------ Dataset rows

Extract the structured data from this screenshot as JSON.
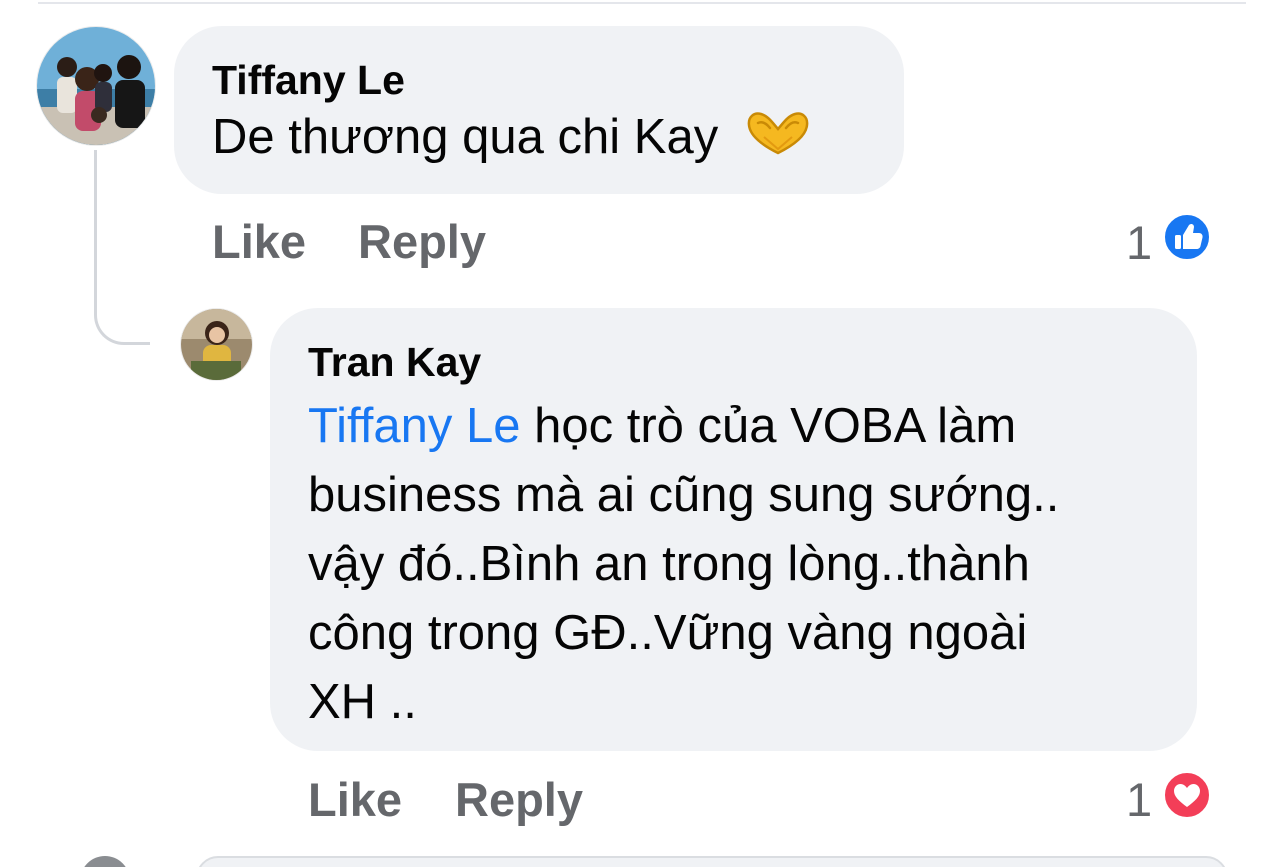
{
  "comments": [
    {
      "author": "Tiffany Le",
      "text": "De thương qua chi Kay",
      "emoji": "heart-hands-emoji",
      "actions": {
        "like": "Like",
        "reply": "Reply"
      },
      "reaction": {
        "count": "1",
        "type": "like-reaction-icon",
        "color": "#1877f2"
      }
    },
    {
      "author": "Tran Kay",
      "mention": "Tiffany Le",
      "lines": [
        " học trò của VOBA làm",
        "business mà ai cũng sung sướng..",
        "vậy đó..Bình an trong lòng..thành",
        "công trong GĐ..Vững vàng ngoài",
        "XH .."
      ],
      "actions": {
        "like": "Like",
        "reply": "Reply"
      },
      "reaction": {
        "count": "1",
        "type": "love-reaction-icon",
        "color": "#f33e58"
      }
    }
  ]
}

------------
------ Dataset rows

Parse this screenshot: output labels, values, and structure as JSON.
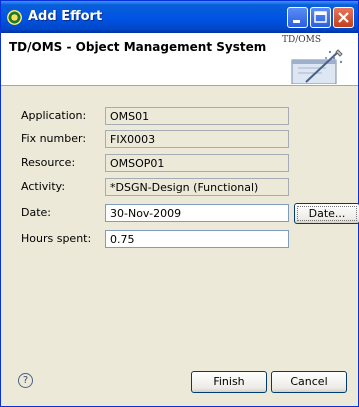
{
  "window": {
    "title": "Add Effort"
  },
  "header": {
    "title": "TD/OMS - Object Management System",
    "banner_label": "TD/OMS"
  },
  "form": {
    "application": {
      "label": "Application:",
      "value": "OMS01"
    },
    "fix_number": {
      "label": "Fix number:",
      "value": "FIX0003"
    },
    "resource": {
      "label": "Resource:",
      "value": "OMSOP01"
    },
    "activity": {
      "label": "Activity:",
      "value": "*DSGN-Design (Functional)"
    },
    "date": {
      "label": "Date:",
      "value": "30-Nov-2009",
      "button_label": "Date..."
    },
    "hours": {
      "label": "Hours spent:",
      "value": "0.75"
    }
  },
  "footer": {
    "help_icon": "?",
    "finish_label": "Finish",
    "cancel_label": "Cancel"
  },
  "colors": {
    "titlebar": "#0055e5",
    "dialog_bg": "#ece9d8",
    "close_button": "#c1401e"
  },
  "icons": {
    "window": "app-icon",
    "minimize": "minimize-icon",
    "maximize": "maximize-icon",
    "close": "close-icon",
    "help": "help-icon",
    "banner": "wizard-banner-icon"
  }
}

------------

= Task objective =
Check each line of the records for "this" and copy the ones that contain it.

= Result below =
Extract the structured data from this screenshot as JSON.
Parse this screenshot: output labels, values, and structure as JSON.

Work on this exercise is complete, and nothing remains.